| THE PROBLEM |
Reproduce word for word the lines of the entries below, starting with the line that contains "Bar xyxy=(204,167,305,174)" and continuing through the line that contains "Bar xyxy=(139,249,151,257)", including both.

| RECORDS SHOWN |
• • • •

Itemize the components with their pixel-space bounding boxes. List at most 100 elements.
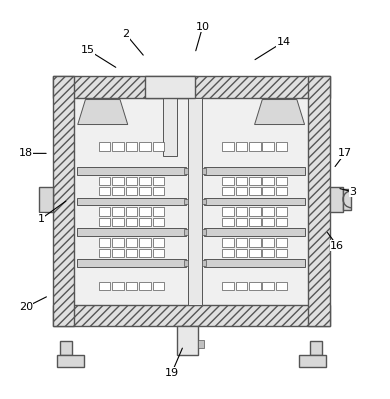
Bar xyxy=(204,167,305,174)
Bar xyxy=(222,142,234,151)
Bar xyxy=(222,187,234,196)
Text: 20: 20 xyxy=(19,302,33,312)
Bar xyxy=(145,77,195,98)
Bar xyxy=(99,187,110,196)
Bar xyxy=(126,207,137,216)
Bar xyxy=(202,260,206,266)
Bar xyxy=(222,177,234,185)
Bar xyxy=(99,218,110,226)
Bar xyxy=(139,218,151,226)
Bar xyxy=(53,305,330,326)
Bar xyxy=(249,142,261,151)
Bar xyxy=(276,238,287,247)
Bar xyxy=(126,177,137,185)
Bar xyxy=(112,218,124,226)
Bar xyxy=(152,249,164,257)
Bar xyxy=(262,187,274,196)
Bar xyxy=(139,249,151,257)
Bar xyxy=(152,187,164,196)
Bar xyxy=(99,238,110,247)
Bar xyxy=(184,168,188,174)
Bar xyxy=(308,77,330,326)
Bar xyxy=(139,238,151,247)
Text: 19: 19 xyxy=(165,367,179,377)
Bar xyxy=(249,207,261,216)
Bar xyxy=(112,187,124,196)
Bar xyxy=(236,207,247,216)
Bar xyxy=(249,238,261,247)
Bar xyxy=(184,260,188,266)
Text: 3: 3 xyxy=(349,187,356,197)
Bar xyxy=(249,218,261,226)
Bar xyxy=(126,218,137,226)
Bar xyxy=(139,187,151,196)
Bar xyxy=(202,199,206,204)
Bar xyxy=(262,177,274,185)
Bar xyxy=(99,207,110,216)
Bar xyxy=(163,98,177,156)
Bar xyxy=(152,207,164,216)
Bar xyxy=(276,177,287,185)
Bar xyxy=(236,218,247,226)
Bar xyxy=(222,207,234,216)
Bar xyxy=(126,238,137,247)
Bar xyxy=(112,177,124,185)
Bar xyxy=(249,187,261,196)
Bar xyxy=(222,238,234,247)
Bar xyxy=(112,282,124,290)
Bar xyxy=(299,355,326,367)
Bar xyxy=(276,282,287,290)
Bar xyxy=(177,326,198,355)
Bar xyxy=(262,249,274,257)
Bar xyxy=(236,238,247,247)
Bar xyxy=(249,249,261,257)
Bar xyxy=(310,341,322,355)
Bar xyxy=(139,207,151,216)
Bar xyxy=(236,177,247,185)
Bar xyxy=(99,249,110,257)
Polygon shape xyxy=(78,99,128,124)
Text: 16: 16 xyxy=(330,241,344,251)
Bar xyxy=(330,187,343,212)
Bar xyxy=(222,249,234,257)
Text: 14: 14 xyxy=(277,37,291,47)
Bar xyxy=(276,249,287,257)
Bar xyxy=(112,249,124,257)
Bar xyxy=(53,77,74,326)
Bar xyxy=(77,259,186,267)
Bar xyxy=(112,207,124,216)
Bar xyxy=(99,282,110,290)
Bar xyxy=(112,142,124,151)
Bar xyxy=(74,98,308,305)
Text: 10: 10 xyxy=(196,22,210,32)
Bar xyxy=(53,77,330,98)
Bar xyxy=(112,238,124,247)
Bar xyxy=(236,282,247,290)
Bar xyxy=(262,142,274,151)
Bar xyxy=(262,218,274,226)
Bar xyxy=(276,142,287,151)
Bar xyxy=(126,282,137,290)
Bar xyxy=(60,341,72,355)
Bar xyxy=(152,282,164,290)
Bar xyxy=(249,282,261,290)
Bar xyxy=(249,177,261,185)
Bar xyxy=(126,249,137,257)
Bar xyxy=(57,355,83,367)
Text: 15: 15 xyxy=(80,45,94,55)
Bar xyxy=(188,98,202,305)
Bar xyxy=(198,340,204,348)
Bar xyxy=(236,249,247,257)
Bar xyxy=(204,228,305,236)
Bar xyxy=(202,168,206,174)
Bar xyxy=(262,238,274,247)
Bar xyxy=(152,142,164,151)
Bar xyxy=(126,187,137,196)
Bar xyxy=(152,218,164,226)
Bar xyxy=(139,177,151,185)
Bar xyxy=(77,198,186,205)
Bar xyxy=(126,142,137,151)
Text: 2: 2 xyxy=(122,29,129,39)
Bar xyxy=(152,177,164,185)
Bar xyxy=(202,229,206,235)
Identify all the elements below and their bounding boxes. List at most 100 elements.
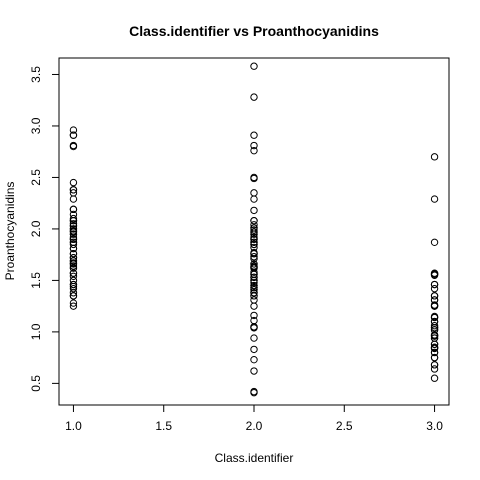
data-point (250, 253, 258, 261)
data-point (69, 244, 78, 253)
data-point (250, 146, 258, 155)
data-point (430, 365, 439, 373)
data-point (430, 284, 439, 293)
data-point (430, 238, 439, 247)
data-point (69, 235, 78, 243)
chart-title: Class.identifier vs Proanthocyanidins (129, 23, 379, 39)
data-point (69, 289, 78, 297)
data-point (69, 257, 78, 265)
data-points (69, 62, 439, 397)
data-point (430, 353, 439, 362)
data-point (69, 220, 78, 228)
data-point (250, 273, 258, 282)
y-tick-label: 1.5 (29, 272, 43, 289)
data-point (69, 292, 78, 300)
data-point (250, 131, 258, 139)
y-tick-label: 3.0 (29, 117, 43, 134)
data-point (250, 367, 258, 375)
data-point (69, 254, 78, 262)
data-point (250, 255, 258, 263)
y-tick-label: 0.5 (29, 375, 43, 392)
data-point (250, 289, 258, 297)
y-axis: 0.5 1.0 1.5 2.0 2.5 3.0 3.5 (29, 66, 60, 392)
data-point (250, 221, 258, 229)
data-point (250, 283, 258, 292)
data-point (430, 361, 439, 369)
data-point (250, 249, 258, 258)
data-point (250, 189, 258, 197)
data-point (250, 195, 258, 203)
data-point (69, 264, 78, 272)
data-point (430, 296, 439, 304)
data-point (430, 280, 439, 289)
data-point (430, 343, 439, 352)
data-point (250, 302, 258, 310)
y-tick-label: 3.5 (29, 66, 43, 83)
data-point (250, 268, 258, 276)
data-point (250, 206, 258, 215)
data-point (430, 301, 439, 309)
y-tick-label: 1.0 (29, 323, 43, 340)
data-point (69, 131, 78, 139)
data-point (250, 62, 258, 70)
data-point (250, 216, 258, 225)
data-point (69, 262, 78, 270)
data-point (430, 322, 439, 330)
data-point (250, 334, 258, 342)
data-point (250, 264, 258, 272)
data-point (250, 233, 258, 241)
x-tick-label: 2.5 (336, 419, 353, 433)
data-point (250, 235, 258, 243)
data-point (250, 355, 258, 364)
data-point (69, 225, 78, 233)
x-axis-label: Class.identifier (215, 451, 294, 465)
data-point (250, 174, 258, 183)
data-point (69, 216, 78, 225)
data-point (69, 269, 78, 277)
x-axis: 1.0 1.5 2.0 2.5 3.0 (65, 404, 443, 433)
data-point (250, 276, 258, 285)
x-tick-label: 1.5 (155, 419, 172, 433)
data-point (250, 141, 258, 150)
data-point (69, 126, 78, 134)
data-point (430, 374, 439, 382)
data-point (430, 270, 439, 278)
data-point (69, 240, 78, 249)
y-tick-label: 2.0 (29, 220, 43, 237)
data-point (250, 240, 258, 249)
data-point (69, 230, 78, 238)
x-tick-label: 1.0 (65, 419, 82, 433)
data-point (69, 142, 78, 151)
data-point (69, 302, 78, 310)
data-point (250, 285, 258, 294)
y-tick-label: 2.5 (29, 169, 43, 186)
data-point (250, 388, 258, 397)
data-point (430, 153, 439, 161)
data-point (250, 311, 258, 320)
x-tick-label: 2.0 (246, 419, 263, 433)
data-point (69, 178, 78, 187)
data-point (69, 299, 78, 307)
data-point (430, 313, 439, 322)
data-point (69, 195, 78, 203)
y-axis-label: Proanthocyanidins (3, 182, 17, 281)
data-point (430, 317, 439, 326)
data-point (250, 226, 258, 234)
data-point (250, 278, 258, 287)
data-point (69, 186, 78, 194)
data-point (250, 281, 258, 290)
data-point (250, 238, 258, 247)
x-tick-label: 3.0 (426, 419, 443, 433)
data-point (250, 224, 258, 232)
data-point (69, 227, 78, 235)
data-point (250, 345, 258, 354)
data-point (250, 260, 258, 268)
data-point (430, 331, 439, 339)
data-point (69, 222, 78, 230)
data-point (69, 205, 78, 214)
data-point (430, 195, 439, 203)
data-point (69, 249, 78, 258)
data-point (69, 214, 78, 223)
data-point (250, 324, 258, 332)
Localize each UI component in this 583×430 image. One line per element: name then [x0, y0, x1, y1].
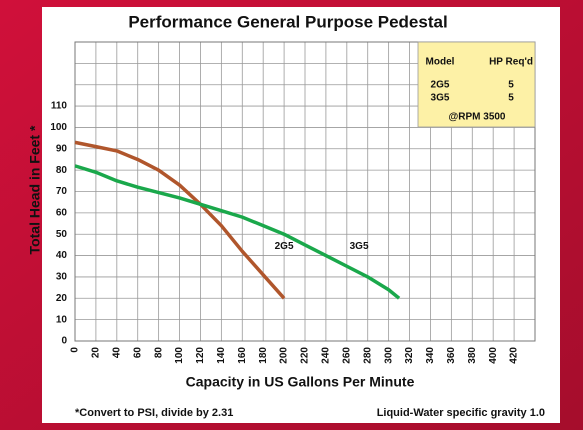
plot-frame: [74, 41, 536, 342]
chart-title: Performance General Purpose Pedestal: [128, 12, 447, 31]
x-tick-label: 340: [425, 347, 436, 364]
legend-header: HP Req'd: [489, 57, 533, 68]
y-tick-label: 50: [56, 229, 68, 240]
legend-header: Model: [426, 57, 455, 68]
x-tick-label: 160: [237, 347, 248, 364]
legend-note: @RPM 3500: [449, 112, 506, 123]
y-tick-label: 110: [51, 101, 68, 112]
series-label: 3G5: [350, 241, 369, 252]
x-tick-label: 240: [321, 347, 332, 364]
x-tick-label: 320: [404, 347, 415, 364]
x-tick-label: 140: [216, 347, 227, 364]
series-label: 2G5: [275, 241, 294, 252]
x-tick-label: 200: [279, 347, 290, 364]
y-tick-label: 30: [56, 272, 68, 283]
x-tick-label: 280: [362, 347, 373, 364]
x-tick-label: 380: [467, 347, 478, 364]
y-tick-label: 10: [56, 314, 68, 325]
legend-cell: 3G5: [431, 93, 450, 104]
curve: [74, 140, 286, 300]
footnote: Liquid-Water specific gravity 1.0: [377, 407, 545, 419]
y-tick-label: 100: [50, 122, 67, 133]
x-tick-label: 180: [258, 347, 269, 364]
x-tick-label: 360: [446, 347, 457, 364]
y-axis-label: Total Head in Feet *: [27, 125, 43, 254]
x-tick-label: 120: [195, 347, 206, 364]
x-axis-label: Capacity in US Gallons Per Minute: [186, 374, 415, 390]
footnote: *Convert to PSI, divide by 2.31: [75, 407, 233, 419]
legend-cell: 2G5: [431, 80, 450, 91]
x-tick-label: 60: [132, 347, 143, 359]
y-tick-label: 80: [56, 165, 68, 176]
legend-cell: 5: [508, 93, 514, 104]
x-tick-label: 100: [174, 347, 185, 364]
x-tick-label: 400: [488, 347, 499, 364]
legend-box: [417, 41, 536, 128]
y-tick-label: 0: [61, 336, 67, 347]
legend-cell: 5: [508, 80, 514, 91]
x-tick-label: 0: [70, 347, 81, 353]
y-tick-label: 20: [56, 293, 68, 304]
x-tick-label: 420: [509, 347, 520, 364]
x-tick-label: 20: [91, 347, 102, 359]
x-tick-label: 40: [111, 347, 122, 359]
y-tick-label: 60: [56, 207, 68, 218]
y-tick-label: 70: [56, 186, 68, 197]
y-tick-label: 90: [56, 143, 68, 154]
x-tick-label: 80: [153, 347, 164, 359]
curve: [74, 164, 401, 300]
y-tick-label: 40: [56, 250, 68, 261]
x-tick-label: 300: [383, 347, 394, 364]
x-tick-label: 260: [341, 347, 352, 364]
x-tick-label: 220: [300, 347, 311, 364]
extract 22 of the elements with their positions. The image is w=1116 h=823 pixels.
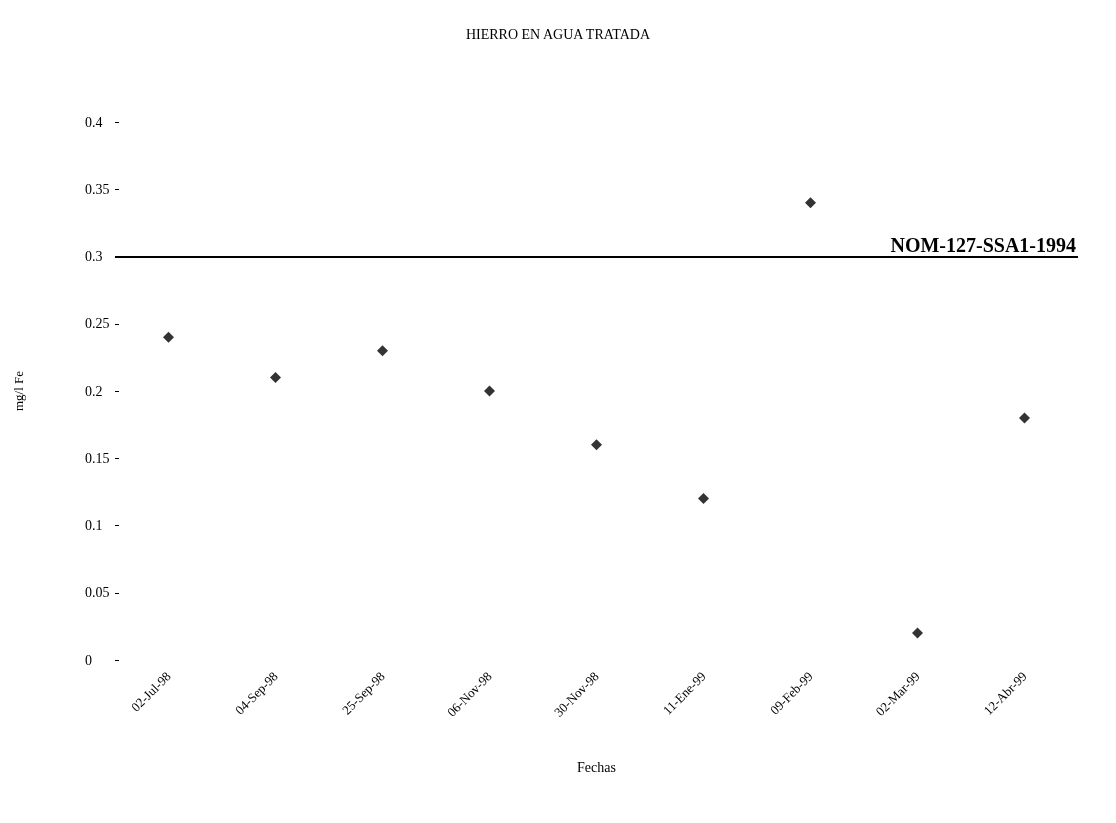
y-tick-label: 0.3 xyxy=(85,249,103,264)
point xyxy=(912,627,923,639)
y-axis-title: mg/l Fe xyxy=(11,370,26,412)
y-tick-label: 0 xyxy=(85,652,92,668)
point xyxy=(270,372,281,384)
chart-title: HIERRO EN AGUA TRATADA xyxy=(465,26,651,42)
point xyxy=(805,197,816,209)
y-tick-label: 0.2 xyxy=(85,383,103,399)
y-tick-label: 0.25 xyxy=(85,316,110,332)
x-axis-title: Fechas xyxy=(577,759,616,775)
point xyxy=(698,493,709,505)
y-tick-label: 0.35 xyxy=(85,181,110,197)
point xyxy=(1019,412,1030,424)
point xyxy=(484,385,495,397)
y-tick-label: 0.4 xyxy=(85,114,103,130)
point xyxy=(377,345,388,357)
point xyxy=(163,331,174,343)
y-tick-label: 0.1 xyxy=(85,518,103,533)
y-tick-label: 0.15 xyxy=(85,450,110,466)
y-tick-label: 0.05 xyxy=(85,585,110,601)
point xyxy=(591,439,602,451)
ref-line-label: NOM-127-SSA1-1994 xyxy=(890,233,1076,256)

• • • •

| OUTPUT BELOW |
Bar xyxy=(204,167,305,174)
Bar xyxy=(222,142,234,151)
Bar xyxy=(222,187,234,196)
Text: 20: 20 xyxy=(19,302,33,312)
Bar xyxy=(145,77,195,98)
Bar xyxy=(99,187,110,196)
Bar xyxy=(126,207,137,216)
Bar xyxy=(202,260,206,266)
Bar xyxy=(222,177,234,185)
Bar xyxy=(99,218,110,226)
Bar xyxy=(139,218,151,226)
Bar xyxy=(53,305,330,326)
Bar xyxy=(249,142,261,151)
Bar xyxy=(276,238,287,247)
Bar xyxy=(126,177,137,185)
Bar xyxy=(112,218,124,226)
Bar xyxy=(152,249,164,257)
Bar xyxy=(262,187,274,196)
Bar xyxy=(139,249,151,257)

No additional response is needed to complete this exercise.